Task statement:
Your answer should be only a number: how many lines include the word "ylabel".

Data extract:

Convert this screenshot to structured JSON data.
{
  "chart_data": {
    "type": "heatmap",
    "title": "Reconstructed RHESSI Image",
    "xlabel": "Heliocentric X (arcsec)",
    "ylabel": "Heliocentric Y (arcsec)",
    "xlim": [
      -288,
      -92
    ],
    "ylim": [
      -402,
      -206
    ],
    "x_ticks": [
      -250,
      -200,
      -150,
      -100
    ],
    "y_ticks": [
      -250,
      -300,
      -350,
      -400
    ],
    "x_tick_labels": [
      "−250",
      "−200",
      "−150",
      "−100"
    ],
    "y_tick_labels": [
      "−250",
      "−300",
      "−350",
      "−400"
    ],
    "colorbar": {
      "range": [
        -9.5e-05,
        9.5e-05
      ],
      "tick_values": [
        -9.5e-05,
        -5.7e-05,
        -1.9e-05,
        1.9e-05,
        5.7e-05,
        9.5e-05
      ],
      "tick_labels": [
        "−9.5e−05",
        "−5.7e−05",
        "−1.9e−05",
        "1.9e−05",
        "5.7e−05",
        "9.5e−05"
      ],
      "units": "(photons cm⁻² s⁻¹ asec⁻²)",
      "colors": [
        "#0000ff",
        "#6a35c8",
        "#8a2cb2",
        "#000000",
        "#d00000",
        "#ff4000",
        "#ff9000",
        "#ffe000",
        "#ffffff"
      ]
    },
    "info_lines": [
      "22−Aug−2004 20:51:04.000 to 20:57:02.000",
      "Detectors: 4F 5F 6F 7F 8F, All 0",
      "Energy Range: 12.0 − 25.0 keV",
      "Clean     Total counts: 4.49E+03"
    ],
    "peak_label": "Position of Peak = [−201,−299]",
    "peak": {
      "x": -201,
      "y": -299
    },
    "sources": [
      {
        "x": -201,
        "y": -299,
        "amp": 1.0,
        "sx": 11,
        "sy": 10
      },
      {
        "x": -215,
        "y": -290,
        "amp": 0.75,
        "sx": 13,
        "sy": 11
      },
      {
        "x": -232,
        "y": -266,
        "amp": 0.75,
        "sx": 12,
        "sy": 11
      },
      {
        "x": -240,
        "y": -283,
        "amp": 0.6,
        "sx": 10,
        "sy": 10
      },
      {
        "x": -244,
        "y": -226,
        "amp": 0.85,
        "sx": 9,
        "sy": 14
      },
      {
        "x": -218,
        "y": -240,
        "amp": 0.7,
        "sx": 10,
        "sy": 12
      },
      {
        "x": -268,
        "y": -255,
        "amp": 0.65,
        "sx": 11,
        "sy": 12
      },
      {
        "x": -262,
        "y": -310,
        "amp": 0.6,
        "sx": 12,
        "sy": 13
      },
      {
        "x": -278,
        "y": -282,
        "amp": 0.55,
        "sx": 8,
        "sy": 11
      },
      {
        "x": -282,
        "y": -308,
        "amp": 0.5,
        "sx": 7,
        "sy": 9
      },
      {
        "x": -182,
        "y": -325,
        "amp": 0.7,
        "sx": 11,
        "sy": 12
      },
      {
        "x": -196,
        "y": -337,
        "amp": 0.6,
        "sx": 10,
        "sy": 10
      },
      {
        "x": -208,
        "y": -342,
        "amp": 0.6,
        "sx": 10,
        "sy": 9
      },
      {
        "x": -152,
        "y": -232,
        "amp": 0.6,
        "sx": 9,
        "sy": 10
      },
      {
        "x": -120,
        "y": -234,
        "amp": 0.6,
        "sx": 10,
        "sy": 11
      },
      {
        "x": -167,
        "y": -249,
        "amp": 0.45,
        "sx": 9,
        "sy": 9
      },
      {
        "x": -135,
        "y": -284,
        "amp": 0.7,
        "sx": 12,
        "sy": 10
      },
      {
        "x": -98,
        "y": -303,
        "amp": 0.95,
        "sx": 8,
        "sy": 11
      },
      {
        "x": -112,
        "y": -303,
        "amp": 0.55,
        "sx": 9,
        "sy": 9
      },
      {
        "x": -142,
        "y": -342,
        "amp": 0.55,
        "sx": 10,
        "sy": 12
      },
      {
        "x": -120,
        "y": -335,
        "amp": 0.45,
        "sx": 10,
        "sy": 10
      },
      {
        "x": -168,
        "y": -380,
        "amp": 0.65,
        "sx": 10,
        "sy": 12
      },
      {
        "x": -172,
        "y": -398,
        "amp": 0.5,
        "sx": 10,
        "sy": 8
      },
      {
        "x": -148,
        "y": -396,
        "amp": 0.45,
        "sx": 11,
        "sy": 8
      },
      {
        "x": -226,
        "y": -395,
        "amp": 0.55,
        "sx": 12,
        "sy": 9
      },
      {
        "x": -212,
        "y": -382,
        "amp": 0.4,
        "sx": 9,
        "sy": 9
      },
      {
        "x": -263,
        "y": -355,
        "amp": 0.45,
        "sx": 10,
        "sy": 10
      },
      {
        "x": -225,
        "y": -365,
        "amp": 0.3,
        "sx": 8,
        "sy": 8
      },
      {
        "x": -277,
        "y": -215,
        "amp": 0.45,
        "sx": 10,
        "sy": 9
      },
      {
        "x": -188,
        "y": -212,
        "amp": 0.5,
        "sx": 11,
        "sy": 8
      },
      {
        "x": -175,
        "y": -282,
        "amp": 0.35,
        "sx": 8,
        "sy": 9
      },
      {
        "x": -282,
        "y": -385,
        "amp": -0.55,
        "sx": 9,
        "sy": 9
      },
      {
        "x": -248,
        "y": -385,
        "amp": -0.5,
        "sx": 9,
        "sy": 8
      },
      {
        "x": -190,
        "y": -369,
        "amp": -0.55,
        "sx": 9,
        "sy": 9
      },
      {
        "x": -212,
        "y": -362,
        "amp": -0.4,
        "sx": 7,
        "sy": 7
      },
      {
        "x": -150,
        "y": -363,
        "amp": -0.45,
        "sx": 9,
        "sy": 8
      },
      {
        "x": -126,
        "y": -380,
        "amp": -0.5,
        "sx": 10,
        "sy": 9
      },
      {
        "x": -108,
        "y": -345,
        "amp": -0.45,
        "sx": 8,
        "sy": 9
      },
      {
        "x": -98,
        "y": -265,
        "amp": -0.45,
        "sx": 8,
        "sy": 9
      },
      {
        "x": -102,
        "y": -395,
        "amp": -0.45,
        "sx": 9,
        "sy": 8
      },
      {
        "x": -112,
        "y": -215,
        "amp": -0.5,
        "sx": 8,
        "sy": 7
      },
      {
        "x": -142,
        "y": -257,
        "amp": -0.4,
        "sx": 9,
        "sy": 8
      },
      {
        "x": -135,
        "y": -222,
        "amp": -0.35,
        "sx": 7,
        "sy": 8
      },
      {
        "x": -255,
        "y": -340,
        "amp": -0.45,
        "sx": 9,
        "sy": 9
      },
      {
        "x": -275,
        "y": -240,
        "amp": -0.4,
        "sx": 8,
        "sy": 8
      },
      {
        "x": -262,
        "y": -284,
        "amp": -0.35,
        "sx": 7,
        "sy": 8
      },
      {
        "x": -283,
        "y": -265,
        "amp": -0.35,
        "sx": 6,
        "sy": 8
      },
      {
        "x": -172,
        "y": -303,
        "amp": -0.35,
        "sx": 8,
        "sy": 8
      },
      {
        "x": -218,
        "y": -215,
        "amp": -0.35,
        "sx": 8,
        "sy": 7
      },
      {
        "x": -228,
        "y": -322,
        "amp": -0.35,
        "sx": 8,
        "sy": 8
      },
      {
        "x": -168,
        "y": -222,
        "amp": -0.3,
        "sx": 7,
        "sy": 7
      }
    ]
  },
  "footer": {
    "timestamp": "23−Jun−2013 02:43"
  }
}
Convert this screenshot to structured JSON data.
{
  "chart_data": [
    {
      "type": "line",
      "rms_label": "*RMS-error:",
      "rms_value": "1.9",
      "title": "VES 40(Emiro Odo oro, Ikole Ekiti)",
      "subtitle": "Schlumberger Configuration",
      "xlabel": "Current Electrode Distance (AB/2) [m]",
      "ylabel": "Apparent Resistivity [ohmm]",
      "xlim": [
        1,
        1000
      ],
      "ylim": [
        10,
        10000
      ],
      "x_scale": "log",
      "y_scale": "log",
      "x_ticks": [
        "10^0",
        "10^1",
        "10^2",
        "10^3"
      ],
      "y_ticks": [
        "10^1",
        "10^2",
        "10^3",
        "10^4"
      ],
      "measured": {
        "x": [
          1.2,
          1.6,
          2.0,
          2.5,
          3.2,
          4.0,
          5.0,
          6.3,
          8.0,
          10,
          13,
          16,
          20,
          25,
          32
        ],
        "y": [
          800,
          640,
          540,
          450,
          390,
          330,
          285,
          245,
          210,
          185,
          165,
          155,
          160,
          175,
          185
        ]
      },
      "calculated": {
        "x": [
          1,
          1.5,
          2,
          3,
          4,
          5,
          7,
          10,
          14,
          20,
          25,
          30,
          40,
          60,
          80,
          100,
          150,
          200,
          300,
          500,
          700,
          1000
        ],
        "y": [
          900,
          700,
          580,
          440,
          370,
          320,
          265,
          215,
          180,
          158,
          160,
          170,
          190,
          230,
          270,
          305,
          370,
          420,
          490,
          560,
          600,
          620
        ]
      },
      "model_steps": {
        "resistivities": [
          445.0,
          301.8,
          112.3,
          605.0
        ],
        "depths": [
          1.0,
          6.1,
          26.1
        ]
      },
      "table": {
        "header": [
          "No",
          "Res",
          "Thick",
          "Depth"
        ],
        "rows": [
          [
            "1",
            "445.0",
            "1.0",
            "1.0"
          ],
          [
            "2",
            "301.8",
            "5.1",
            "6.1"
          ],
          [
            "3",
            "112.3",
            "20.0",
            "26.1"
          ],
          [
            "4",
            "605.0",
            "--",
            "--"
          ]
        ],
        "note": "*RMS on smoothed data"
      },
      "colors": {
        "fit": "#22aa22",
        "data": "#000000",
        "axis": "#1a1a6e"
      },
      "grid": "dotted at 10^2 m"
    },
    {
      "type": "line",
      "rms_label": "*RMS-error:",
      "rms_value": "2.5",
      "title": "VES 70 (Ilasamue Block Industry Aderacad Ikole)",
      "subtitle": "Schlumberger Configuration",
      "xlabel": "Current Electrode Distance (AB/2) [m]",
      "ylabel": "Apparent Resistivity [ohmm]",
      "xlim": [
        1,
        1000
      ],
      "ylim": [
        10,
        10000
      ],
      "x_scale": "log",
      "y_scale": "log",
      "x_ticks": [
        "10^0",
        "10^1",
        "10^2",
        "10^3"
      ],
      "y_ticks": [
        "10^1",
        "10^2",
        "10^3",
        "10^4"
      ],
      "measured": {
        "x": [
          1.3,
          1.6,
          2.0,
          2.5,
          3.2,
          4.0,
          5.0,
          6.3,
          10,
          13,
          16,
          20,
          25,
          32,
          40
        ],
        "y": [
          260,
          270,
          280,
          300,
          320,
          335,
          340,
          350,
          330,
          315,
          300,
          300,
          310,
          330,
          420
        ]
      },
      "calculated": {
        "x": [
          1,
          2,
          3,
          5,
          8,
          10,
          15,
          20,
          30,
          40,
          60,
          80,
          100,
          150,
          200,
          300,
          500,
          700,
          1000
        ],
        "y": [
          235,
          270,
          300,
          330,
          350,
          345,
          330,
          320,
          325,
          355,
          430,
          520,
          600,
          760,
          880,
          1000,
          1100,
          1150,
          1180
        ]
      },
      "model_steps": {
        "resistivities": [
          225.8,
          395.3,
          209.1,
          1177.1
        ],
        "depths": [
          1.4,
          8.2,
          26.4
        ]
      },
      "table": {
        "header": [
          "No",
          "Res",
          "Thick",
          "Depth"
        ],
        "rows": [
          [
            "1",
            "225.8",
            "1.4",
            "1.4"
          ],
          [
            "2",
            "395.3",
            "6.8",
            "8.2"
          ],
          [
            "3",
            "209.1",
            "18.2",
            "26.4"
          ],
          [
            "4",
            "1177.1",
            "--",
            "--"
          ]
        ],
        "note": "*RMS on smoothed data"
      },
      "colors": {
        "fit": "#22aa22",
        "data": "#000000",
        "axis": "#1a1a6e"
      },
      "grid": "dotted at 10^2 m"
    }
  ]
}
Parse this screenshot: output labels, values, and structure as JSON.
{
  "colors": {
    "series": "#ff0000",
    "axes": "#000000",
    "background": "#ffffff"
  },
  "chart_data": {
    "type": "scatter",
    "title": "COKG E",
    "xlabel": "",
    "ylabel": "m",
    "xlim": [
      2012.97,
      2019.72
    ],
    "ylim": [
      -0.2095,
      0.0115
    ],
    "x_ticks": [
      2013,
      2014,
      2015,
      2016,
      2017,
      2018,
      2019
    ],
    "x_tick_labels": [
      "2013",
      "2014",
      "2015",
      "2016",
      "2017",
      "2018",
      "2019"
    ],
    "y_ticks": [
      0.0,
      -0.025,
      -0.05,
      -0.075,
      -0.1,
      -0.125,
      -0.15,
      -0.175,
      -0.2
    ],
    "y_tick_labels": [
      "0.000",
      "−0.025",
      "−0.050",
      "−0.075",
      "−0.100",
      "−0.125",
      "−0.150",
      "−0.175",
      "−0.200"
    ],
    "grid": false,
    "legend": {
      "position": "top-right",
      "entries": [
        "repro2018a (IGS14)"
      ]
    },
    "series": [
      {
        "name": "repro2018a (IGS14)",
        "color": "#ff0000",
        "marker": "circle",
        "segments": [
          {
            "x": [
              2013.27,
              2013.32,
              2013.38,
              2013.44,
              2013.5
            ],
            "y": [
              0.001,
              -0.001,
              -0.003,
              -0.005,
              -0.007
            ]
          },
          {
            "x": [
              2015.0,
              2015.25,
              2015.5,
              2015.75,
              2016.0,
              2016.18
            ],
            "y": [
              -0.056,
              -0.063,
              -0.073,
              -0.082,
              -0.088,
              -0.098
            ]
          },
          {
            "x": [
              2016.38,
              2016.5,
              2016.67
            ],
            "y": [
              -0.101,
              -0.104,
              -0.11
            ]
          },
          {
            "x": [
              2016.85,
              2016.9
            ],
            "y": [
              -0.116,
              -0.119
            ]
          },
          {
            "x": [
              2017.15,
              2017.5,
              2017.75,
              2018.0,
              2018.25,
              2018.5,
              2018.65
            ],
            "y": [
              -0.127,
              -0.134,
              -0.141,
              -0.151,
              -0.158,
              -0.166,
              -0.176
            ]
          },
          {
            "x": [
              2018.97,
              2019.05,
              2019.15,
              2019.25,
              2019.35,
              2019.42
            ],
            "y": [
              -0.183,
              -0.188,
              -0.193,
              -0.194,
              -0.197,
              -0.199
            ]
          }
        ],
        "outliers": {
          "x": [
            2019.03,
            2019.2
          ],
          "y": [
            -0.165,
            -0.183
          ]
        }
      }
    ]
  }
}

Task result:
4